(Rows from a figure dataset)
* Start *

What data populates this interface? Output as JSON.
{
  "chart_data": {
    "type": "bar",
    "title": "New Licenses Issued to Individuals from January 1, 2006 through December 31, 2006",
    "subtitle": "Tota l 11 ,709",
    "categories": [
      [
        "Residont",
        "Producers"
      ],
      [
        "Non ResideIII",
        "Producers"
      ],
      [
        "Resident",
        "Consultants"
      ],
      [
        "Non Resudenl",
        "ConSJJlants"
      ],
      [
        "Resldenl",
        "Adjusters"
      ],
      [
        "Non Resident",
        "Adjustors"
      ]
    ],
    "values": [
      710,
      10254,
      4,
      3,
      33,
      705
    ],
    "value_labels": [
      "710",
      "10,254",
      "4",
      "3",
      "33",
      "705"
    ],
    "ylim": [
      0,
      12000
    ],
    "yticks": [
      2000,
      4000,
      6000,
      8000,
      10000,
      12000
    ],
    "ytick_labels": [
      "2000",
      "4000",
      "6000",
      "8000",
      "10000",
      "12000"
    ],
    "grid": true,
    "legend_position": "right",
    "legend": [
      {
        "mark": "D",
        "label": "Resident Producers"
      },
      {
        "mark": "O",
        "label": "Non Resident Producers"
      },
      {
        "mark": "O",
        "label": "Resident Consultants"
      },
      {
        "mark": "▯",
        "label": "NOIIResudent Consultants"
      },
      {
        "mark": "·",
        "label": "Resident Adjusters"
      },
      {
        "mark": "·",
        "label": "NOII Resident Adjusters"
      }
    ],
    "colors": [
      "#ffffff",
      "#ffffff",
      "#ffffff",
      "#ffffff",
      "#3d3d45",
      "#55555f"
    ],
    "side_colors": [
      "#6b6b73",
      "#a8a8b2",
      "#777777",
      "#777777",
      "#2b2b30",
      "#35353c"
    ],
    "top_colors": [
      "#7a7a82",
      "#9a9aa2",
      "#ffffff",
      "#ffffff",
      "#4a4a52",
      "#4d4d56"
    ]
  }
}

* End *

**What the task asks**
Each line of the listing should be echoed back exactly.

**Result of this exercise**
What data populates this interface? Output as JSON.
{
  "chart_data": {
    "type": "bar",
    "title": "New Licenses Issued to Individuals from January 1, 2006 through December 31, 2006",
    "subtitle": "Tota l 11 ,709",
    "categories": [
      [
        "Residont",
        "Producers"
      ],
      [
        "Non ResideIII",
        "Producers"
      ],
      [
        "Resident",
        "Consultants"
      ],
      [
        "Non Resudenl",
        "ConSJJlants"
      ],
      [
        "Resldenl",
        "Adjusters"
      ],
      [
        "Non Resident",
        "Adjustors"
      ]
    ],
    "values": [
      710,
      10254,
      4,
      3,
      33,
      705
    ],
    "value_labels": [
      "710",
      "10,254",
      "4",
      "3",
      "33",
      "705"
    ],
    "ylim": [
      0,
      12000
    ],
    "yticks": [
      2000,
      4000,
      6000,
      8000,
      10000,
      12000
    ],
    "ytick_labels": [
      "2000",
      "4000",
      "6000",
      "8000",
      "10000",
      "12000"
    ],
    "grid": true,
    "legend_position": "right",
    "legend": [
      {
        "mark": "D",
        "label": "Resident Producers"
      },
      {
        "mark": "O",
        "label": "Non Resident Producers"
      },
      {
        "mark": "O",
        "label": "Resident Consultants"
      },
      {
        "mark": "▯",
        "label": "NOIIResudent Consultants"
      },
      {
        "mark": "·",
        "label": "Resident Adjusters"
      },
      {
        "mark": "·",
        "label": "NOII Resident Adjusters"
      }
    ],
    "colors": [
      "#ffffff",
      "#ffffff",
      "#ffffff",
      "#ffffff",
      "#3d3d45",
      "#55555f"
    ],
    "side_colors": [
      "#6b6b73",
      "#a8a8b2",
      "#777777",
      "#777777",
      "#2b2b30",
      "#35353c"
    ],
    "top_colors": [
      "#7a7a82",
      "#9a9aa2",
      "#ffffff",
      "#ffffff",
      "#4a4a52",
      "#4d4d56"
    ]
  }
}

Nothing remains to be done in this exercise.